__Problem to work on__
List all lines of the data containing the word "JSON".

__Exercise data__
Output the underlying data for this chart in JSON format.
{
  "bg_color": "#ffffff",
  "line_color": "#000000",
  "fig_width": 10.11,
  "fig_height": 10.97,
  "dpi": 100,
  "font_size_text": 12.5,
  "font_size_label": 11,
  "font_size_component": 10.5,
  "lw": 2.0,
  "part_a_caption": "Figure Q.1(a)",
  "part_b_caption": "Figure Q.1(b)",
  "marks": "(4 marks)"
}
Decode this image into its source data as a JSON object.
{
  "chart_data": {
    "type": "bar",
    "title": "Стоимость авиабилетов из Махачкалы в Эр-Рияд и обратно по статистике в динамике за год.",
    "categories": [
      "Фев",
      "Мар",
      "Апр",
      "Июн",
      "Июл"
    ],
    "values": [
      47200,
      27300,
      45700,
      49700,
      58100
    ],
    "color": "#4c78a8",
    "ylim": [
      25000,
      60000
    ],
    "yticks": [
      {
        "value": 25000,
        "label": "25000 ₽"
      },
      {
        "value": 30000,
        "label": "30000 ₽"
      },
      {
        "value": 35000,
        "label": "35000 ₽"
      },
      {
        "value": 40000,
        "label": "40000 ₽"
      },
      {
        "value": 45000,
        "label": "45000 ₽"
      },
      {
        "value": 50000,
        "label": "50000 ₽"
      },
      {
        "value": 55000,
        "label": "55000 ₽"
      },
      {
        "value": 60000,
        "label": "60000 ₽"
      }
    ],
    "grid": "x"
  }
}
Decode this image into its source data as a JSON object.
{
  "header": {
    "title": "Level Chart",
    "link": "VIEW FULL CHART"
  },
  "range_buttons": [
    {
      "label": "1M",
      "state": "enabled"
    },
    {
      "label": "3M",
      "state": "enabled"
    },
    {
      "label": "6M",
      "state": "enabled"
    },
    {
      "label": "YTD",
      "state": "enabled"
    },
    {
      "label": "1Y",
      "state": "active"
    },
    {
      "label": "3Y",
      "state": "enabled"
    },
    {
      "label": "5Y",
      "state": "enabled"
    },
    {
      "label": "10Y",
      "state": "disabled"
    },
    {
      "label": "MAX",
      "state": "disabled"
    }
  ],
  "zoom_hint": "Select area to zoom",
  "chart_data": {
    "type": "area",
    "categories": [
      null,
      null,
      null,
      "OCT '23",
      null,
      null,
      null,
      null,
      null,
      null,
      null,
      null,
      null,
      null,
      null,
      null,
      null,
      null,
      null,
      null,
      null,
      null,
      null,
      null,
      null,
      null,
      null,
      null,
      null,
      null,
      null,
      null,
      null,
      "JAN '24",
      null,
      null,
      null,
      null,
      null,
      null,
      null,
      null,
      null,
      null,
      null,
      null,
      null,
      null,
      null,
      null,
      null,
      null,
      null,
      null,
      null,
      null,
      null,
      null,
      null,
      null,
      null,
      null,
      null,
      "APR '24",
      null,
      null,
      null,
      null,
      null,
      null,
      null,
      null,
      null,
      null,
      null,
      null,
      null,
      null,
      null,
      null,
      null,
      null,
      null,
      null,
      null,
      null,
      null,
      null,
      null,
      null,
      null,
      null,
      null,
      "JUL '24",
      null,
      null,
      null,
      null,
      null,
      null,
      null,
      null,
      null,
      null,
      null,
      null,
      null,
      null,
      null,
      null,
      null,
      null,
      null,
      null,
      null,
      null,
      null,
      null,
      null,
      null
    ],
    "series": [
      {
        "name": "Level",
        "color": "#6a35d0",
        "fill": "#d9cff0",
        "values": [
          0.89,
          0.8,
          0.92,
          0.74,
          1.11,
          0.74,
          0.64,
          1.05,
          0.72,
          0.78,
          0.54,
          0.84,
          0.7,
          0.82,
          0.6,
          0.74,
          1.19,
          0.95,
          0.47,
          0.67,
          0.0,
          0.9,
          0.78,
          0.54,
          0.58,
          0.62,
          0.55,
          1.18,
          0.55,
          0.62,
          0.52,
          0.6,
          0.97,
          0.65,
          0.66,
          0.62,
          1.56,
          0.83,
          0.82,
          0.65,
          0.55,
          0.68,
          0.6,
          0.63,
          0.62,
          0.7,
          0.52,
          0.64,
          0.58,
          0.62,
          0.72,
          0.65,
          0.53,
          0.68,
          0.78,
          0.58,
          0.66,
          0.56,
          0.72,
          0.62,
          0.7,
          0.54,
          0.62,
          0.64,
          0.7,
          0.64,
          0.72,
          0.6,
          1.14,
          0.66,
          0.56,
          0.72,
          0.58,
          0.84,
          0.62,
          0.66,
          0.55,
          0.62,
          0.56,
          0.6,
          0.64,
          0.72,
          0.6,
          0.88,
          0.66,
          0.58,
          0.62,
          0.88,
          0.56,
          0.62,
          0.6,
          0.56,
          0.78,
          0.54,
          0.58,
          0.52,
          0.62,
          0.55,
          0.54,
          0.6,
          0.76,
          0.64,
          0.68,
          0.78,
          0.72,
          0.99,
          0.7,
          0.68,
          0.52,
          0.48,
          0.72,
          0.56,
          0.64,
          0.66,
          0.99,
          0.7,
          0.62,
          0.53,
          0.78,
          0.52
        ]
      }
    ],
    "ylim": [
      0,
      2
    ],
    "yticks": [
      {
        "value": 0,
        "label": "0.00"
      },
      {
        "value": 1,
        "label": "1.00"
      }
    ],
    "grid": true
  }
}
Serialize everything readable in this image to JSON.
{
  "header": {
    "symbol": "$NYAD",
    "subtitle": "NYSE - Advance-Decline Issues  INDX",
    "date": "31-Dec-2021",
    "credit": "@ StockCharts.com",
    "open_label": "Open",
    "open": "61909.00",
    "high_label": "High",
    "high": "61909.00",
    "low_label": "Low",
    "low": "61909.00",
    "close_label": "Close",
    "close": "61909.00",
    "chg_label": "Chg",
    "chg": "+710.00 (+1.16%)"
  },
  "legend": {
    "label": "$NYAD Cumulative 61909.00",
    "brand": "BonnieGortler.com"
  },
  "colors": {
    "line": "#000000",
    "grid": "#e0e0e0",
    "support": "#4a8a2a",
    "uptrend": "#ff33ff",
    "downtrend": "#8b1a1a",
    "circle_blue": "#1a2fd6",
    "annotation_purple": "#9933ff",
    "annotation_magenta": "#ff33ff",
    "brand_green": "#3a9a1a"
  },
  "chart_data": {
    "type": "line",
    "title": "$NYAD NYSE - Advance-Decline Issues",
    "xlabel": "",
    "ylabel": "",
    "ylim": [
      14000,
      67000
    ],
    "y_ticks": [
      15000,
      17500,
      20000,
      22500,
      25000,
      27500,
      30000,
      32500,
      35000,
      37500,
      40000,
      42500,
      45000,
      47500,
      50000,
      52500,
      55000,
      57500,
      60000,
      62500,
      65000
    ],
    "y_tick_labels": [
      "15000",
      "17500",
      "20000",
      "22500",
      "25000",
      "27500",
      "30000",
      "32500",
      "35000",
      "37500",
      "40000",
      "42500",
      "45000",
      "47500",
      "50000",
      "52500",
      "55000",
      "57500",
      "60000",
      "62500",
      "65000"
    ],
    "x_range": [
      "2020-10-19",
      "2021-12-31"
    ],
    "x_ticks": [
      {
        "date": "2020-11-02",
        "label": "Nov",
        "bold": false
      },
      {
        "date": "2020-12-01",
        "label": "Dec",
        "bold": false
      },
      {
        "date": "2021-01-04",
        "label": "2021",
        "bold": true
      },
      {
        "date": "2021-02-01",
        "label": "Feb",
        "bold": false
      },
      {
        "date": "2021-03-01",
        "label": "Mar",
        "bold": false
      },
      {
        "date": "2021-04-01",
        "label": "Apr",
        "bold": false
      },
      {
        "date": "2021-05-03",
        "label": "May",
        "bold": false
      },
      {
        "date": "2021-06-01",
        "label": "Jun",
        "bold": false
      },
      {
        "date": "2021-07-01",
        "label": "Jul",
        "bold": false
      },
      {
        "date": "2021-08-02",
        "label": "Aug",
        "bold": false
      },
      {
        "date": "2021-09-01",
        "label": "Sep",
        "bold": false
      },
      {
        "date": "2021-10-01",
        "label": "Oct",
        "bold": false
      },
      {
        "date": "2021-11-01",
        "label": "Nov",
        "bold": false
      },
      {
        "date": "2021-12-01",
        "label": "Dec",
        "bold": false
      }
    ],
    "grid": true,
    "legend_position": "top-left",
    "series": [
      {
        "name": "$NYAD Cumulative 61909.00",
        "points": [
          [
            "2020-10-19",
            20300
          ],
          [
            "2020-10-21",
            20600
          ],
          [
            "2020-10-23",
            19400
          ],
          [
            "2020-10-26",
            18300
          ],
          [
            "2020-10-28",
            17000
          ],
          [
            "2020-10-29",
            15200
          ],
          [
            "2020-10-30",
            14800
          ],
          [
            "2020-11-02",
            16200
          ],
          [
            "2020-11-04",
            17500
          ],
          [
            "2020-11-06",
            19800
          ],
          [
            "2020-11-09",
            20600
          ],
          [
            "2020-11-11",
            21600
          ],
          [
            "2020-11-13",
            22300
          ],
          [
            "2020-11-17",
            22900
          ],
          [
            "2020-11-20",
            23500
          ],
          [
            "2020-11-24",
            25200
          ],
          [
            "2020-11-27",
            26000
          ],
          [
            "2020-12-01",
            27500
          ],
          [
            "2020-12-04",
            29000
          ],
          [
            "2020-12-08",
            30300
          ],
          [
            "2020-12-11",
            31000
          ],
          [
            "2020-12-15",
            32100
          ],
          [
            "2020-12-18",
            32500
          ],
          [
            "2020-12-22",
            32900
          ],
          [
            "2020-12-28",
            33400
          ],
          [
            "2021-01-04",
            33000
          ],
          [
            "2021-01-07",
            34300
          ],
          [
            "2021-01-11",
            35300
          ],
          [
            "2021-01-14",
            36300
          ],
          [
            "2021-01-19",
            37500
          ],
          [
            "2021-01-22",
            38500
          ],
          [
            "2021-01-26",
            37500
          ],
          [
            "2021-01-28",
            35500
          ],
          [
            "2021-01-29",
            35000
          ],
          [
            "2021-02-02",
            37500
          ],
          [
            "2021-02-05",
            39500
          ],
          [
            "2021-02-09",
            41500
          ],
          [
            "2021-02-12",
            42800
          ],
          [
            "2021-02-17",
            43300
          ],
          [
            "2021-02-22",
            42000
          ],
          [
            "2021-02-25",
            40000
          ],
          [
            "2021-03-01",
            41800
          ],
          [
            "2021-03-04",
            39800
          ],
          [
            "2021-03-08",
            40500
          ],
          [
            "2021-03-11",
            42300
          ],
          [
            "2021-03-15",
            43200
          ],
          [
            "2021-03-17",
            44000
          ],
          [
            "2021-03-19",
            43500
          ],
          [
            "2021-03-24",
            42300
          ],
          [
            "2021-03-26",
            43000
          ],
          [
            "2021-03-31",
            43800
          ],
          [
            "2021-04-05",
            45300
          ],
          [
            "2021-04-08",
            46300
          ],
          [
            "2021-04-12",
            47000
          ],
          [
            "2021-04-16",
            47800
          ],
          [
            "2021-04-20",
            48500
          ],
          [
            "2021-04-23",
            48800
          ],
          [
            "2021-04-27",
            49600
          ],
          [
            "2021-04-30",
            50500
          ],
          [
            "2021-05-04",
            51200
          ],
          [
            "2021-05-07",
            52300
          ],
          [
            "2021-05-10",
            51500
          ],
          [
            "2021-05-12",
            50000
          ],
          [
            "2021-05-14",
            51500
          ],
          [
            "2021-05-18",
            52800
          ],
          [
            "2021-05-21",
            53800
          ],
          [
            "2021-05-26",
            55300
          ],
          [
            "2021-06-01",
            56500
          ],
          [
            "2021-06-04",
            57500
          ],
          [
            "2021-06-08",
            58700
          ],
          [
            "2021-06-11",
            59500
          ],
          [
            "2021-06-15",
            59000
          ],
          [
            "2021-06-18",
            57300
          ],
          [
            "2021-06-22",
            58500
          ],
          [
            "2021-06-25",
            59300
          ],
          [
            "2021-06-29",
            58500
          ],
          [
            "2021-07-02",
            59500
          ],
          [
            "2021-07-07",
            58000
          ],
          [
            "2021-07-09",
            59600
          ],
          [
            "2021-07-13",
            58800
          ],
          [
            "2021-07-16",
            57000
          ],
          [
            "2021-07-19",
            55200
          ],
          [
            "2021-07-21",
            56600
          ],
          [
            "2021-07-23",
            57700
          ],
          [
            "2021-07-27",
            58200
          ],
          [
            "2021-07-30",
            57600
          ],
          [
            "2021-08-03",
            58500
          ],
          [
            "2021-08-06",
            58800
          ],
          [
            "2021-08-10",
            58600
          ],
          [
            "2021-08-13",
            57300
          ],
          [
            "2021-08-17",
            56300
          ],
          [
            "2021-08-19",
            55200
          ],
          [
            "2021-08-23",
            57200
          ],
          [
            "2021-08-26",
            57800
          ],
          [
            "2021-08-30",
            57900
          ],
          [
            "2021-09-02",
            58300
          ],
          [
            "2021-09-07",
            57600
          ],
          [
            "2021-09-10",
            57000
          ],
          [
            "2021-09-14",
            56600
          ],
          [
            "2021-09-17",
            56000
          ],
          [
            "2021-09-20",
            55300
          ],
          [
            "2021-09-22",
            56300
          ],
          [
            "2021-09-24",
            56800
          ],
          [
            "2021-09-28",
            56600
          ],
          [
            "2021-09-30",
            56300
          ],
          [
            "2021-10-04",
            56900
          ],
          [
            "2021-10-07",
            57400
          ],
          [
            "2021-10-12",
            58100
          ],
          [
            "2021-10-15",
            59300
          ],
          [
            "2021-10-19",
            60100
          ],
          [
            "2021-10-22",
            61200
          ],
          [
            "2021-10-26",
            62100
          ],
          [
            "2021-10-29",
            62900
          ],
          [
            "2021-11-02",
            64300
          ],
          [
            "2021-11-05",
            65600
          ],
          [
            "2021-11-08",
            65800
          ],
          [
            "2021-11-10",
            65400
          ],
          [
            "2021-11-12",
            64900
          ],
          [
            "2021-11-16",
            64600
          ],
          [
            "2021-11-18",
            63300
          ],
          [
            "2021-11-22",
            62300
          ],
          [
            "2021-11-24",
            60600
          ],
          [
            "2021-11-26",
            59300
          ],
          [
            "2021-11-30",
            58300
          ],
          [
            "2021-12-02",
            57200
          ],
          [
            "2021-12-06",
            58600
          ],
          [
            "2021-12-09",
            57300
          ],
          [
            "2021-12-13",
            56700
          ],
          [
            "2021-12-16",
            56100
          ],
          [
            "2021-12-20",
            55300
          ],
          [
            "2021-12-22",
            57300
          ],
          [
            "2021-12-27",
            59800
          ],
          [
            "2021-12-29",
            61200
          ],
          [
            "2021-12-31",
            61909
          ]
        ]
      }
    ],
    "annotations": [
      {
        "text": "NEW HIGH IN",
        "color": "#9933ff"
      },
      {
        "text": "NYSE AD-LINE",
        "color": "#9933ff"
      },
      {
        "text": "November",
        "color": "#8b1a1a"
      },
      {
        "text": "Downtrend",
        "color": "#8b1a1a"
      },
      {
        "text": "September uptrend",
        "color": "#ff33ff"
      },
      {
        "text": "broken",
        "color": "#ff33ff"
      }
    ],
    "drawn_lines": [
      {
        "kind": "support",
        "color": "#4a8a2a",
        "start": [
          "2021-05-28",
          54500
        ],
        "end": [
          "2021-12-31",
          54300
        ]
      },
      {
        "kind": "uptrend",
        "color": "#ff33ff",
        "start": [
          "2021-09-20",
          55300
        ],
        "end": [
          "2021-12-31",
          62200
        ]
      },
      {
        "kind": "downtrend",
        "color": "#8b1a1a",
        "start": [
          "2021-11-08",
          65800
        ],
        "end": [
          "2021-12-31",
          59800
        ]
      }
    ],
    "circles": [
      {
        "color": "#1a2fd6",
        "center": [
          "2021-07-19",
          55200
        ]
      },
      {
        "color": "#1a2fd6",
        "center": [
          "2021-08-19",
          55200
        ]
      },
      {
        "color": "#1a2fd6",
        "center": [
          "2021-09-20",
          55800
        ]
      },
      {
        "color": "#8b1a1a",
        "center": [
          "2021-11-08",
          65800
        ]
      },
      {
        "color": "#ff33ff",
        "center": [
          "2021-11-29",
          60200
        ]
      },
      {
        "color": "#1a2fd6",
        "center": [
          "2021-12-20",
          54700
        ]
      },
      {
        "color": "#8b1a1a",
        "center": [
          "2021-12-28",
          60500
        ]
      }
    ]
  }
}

__Problem solution__
Output the underlying data for this chart in JSON format.
Decode this image into its source data as a JSON object.
Decode this image into its source data as a JSON object.
Serialize everything readable in this image to JSON.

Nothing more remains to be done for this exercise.